§ What the task requires: List each line in which the string "blue" appears.

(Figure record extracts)

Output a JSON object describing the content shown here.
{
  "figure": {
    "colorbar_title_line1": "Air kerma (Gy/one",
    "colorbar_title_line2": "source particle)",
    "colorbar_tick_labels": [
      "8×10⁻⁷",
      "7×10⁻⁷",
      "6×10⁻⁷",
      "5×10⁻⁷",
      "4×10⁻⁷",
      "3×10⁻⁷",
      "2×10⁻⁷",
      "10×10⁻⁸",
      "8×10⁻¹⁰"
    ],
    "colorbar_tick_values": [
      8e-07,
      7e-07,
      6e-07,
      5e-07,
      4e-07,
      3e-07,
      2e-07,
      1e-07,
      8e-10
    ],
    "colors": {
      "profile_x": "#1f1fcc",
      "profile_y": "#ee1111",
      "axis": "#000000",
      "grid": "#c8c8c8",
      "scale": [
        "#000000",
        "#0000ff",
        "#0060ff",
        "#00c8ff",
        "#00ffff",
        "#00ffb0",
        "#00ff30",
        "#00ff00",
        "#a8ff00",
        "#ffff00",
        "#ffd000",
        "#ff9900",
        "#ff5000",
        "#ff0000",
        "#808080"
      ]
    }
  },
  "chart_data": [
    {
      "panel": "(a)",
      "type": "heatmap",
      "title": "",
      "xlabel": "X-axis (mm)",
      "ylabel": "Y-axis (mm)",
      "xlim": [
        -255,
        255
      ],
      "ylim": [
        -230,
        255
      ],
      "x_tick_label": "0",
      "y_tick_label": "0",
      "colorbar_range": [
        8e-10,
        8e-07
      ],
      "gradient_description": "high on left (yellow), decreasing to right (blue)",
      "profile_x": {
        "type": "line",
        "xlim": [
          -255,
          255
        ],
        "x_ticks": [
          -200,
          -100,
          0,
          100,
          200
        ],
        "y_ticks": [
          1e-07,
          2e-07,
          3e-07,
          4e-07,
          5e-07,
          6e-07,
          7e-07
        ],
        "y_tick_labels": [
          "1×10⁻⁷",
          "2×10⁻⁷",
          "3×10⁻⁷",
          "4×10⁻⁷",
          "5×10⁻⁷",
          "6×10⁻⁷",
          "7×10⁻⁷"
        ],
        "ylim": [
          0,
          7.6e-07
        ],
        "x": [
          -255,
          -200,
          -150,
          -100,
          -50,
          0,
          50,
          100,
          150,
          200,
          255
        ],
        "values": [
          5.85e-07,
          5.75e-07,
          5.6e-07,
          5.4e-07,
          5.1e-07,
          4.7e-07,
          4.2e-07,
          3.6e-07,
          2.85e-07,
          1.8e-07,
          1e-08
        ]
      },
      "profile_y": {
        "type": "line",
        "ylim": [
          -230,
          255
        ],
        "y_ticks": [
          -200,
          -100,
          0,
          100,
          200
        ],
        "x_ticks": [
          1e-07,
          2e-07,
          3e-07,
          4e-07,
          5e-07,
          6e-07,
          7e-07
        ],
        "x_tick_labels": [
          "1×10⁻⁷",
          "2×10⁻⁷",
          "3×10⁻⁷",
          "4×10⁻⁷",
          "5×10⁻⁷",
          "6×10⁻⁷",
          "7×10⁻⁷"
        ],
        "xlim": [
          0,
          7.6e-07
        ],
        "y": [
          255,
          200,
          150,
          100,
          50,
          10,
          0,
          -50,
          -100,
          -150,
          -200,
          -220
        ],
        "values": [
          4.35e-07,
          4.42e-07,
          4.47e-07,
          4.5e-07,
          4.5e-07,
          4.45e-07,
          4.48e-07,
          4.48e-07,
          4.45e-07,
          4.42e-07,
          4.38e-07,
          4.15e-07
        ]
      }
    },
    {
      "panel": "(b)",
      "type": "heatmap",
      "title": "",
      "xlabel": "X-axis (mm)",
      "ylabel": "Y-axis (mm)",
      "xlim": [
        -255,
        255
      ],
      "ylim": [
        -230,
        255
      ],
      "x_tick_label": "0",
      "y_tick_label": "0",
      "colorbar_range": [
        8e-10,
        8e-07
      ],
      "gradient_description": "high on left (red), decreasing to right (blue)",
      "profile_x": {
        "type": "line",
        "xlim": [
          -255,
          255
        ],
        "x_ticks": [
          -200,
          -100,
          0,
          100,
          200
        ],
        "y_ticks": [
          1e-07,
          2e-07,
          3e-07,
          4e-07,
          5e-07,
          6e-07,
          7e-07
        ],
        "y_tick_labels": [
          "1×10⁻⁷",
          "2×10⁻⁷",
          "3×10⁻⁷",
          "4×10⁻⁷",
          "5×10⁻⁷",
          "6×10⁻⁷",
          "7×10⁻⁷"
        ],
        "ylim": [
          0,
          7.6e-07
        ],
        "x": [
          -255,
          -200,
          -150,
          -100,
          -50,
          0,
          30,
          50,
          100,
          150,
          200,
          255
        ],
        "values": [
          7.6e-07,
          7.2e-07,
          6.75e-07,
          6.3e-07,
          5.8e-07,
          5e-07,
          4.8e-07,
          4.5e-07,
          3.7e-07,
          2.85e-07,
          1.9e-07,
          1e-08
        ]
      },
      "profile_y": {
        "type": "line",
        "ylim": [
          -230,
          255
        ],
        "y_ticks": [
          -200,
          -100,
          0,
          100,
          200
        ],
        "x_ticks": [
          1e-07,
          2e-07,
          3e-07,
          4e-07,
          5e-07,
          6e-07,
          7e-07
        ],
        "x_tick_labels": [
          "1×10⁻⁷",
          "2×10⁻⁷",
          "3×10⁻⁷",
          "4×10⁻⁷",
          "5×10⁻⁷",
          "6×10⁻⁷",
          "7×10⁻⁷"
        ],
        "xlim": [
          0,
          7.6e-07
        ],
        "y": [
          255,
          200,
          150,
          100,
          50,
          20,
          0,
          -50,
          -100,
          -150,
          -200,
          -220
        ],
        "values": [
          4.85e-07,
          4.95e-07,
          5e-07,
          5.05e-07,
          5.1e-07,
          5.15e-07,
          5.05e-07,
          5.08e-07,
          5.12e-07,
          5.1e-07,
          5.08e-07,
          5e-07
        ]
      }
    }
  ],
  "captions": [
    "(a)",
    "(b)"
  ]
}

§ Answer to the exercise:
      "gradient_description": "high on left (yellow), decreasing to right (blue)",
      "gradient_description": "high on left (red), decreasing to right (blue)",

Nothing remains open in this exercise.